======== GIVEN RECORDS
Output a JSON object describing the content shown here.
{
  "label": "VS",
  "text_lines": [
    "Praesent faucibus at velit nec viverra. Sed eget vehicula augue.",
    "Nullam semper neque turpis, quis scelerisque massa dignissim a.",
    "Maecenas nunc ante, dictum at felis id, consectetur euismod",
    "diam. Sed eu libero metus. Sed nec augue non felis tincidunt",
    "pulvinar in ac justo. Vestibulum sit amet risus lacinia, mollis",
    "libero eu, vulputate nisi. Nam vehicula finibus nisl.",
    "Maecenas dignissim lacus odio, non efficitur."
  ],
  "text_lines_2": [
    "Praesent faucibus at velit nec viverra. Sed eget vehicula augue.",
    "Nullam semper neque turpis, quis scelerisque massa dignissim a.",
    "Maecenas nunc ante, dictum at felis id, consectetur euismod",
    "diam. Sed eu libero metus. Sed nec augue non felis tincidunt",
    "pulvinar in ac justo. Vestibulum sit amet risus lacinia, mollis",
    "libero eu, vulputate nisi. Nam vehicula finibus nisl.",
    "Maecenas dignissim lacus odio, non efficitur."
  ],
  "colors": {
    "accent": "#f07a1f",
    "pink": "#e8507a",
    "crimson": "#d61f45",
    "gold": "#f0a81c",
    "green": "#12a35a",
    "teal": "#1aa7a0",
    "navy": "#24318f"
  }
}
================
- _WHAT YOU ARE ASKED TO DO_
Retype the listing exactly, in full.

- _RESPONSE TO THE TASK_
Output a JSON object describing the content shown here.
{
  "label": "VS",
  "text_lines": [
    "Praesent faucibus at velit nec viverra. Sed eget vehicula augue.",
    "Nullam semper neque turpis, quis scelerisque massa dignissim a.",
    "Maecenas nunc ante, dictum at felis id, consectetur euismod",
    "diam. Sed eu libero metus. Sed nec augue non felis tincidunt",
    "pulvinar in ac justo. Vestibulum sit amet risus lacinia, mollis",
    "libero eu, vulputate nisi. Nam vehicula finibus nisl.",
    "Maecenas dignissim lacus odio, non efficitur."
  ],
  "text_lines_2": [
    "Praesent faucibus at velit nec viverra. Sed eget vehicula augue.",
    "Nullam semper neque turpis, quis scelerisque massa dignissim a.",
    "Maecenas nunc ante, dictum at felis id, consectetur euismod",
    "diam. Sed eu libero metus. Sed nec augue non felis tincidunt",
    "pulvinar in ac justo. Vestibulum sit amet risus lacinia, mollis",
    "libero eu, vulputate nisi. Nam vehicula finibus nisl.",
    "Maecenas dignissim lacus odio, non efficitur."
  ],
  "colors": {
    "accent": "#f07a1f",
    "pink": "#e8507a",
    "crimson": "#d61f45",
    "gold": "#f0a81c",
    "green": "#12a35a",
    "teal": "#1aa7a0",
    "navy": "#24318f"
  }
}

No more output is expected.